### Your objective:
Locate the string "page" in the listing below. Copy every line where it is found.

### Extracted data:
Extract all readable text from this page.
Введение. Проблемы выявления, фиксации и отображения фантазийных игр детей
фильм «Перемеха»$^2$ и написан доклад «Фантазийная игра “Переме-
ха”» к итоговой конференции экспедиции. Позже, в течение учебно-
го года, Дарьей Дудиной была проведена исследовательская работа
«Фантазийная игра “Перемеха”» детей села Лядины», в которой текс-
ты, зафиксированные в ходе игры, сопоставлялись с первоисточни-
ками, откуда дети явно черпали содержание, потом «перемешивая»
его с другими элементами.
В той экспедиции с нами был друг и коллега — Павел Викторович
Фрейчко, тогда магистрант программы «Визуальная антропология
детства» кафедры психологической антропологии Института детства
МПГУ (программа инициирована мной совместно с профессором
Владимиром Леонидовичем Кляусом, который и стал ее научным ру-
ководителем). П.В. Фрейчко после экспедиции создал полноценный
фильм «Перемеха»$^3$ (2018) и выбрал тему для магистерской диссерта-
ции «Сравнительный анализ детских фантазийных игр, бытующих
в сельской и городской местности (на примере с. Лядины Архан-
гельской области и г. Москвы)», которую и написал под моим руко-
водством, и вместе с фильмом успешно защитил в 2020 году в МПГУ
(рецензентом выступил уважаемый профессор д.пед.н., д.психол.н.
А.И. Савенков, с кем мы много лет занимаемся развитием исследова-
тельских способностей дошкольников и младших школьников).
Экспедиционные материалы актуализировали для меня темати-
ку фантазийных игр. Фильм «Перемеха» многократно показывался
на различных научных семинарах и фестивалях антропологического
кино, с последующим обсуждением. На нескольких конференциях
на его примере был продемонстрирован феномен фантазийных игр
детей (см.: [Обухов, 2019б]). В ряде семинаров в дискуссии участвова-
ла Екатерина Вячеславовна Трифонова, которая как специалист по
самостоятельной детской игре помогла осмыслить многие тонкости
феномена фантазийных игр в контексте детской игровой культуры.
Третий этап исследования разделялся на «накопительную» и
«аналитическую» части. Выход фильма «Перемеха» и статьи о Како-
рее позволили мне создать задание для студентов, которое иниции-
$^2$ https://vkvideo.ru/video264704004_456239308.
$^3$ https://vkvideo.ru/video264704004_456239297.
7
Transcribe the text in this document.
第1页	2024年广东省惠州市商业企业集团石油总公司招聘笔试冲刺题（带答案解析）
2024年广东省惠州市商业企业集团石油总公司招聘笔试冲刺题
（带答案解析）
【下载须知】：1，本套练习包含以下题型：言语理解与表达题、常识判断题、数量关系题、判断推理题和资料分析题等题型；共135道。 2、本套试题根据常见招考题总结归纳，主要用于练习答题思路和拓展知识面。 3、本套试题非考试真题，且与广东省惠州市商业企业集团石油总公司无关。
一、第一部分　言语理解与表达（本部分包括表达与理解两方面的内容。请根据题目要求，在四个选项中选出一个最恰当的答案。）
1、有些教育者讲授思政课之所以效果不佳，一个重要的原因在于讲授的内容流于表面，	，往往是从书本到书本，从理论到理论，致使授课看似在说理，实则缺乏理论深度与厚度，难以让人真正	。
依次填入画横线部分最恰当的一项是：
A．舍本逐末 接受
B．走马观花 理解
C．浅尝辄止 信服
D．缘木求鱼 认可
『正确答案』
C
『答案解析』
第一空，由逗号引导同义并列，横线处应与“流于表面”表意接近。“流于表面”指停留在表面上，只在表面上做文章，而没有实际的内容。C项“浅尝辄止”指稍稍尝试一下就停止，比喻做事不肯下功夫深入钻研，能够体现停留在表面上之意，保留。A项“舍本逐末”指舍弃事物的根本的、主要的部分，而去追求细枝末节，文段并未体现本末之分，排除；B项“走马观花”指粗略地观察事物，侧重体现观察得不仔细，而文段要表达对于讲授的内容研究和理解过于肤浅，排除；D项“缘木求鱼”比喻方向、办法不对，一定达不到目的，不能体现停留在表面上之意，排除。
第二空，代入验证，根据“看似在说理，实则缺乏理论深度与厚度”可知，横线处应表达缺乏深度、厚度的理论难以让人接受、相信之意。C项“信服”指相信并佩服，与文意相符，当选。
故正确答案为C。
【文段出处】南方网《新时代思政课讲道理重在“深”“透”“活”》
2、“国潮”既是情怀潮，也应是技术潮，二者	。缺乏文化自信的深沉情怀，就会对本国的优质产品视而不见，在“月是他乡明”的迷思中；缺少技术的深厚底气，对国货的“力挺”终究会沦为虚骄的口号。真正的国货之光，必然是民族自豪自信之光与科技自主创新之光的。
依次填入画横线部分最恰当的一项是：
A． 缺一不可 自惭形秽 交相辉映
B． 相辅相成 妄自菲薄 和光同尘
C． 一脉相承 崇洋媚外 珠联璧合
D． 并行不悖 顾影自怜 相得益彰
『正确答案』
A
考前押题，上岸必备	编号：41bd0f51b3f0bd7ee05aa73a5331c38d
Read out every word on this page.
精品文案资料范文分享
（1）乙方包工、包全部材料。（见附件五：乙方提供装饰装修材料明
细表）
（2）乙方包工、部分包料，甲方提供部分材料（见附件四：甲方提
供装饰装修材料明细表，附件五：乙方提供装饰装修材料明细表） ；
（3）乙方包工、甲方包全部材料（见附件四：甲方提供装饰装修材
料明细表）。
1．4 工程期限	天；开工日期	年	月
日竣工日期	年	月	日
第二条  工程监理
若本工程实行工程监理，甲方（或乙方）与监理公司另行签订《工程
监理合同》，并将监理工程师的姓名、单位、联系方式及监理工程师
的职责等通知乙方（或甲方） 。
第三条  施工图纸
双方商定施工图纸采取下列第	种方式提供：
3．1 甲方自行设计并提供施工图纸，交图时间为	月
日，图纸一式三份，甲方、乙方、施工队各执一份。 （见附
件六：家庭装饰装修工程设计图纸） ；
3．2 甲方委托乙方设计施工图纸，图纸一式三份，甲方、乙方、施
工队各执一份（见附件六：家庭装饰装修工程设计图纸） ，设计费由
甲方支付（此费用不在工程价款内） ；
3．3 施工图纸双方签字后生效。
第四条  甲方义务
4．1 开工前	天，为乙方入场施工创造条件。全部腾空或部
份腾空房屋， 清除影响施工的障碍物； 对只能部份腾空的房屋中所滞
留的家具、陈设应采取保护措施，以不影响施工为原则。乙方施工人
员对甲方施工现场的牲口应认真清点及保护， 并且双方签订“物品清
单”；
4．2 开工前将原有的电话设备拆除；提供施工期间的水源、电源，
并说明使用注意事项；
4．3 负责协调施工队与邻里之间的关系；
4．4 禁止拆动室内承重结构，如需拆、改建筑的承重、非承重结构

### Expected answer:
Extract all readable text from this page.
Read out every word on this page.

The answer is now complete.